CHALLENGE ▸ In the data below, locate each line with the word "content" and list it.

##### TASK MATERIAL

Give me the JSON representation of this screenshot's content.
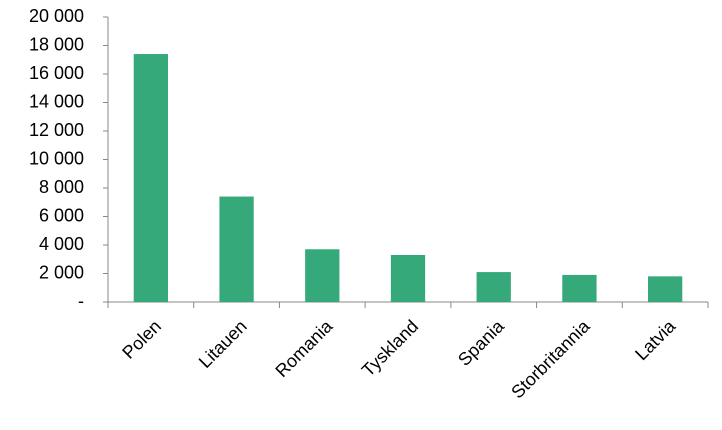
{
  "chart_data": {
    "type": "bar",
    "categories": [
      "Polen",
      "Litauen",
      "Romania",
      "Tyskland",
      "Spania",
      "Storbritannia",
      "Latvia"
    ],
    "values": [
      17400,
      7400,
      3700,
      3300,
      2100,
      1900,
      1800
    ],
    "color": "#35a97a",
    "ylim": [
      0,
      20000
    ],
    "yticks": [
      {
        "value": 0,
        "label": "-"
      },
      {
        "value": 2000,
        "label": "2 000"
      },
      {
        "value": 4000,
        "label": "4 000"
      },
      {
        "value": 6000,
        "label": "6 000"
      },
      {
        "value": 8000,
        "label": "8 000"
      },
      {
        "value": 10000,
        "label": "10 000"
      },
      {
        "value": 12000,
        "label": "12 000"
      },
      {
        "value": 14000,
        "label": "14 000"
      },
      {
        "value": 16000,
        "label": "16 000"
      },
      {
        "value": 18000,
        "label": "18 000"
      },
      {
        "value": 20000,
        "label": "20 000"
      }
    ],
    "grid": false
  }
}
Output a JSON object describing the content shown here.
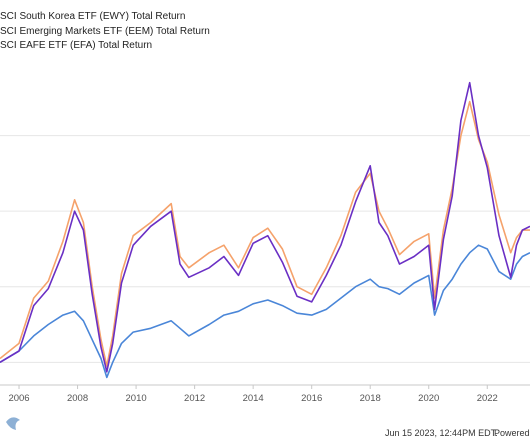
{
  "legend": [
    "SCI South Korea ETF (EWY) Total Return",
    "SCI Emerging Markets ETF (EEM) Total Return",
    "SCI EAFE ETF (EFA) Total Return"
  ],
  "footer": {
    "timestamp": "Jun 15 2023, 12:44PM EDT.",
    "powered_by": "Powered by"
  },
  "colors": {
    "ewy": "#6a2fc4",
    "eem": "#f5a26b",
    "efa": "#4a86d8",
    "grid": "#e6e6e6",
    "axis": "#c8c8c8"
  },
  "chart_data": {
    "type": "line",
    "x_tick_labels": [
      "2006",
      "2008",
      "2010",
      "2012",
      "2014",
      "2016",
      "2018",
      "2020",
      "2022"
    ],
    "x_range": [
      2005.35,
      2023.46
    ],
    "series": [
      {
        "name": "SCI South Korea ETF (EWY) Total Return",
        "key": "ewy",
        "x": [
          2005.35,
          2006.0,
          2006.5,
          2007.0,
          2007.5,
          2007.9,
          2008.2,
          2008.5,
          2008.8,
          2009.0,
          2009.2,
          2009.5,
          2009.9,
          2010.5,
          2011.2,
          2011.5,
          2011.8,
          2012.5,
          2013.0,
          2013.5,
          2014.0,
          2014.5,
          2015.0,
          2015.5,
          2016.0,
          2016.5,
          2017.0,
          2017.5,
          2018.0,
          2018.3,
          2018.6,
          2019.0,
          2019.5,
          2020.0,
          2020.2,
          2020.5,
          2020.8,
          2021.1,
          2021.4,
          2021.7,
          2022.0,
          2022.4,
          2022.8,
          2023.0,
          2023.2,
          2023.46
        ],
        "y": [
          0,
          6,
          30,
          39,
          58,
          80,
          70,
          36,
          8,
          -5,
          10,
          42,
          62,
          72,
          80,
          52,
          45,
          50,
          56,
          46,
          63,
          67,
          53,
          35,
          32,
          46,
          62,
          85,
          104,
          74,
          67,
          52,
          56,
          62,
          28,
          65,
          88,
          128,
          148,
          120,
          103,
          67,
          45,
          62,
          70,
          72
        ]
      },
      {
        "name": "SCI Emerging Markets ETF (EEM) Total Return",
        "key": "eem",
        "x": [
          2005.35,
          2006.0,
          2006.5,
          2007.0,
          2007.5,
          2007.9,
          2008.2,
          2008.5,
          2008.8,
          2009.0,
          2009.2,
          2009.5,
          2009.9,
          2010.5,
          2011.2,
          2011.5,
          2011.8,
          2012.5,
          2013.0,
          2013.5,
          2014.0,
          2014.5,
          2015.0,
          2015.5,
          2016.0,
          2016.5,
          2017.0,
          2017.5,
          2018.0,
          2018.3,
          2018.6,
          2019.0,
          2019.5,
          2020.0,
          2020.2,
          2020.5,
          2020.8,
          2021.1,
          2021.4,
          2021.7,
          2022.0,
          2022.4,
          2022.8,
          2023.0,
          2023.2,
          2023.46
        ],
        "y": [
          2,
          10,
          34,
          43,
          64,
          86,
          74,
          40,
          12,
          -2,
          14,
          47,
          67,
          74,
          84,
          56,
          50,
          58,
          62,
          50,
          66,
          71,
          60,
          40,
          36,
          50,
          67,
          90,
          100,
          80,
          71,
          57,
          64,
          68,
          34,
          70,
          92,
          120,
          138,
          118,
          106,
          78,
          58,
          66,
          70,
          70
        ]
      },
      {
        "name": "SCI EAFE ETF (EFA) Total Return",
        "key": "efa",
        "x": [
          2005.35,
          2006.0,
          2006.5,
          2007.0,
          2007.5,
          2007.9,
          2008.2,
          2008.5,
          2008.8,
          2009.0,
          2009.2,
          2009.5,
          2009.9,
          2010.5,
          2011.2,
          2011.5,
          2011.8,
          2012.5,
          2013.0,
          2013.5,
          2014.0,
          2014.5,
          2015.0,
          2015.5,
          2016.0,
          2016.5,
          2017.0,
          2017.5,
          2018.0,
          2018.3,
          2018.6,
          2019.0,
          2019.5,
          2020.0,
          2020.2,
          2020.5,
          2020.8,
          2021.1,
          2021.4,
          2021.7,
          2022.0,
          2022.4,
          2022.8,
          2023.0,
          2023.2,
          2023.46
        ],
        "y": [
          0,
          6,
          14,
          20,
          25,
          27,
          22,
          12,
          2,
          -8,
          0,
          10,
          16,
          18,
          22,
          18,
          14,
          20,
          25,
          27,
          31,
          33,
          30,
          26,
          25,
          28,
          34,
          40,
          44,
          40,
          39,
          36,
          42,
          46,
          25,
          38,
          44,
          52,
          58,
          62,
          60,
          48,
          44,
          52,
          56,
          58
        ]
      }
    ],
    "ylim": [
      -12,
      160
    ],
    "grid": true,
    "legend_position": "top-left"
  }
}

##########
##### TASK MATERIAL

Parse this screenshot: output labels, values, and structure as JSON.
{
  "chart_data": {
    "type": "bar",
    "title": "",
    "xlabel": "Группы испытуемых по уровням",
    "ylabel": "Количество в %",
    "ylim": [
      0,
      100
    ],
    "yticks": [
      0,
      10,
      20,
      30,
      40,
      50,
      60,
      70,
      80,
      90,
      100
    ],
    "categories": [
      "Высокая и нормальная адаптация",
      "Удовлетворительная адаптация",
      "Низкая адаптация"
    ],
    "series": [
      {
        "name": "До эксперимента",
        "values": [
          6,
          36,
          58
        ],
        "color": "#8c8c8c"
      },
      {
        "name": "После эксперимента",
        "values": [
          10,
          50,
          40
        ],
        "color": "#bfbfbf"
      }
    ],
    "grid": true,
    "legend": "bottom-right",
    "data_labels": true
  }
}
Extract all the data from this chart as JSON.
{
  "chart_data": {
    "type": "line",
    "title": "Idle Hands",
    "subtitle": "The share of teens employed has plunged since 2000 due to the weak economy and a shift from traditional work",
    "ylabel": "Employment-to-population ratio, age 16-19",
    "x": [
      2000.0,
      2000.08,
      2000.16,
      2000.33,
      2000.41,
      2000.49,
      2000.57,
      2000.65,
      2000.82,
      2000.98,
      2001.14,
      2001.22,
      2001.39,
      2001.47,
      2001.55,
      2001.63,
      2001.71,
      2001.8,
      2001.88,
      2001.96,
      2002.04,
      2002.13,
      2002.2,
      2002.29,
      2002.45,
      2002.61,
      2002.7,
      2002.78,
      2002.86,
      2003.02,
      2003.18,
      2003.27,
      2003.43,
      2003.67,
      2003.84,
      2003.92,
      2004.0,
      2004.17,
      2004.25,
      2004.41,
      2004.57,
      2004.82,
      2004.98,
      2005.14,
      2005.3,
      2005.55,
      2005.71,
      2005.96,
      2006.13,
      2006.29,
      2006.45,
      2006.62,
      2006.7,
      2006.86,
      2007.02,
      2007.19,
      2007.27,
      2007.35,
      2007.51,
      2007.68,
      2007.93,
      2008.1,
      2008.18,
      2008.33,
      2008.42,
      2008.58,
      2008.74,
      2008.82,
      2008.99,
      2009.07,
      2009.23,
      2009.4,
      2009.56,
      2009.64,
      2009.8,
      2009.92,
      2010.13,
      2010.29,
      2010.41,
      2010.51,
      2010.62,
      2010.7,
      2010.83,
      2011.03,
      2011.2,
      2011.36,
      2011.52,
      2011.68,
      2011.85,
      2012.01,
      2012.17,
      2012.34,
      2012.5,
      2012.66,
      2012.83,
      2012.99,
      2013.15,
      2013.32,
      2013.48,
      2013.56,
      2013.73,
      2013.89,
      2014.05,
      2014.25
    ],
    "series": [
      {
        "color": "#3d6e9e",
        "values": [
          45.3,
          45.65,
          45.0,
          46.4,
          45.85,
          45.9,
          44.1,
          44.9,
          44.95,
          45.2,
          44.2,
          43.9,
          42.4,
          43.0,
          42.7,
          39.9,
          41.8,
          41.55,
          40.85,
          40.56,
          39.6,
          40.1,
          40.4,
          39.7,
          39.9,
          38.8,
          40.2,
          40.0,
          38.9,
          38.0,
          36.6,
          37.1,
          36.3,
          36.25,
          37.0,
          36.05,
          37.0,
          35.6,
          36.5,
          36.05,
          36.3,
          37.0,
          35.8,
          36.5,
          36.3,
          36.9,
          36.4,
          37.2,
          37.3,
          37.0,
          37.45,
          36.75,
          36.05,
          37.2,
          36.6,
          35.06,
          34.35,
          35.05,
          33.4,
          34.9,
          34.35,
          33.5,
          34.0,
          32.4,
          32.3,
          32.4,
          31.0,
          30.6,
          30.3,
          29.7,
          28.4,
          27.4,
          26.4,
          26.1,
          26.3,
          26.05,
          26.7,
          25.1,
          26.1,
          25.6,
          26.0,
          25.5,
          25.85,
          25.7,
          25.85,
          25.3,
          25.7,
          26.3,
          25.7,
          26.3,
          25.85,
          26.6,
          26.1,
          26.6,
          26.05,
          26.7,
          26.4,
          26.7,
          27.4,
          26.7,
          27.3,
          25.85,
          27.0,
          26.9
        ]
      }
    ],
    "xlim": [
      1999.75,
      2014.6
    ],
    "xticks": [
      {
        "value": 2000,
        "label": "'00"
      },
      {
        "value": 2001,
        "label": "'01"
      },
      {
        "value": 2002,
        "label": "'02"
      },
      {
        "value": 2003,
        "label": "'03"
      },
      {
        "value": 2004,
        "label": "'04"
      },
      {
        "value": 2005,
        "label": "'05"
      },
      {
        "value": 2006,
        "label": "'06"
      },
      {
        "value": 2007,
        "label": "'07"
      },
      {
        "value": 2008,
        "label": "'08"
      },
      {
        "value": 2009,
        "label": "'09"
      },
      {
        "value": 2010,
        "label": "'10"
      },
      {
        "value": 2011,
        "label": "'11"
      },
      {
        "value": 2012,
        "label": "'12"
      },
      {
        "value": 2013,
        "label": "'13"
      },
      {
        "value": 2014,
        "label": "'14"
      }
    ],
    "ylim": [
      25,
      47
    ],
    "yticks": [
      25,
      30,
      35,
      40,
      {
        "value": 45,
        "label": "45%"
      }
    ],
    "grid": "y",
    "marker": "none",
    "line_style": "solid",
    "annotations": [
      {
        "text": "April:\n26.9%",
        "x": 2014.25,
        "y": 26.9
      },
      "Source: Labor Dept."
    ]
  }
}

##########

WORKED ANSWER ▸
Give me the JSON representation of this screenshot's content.
Output a JSON object describing the content shown here.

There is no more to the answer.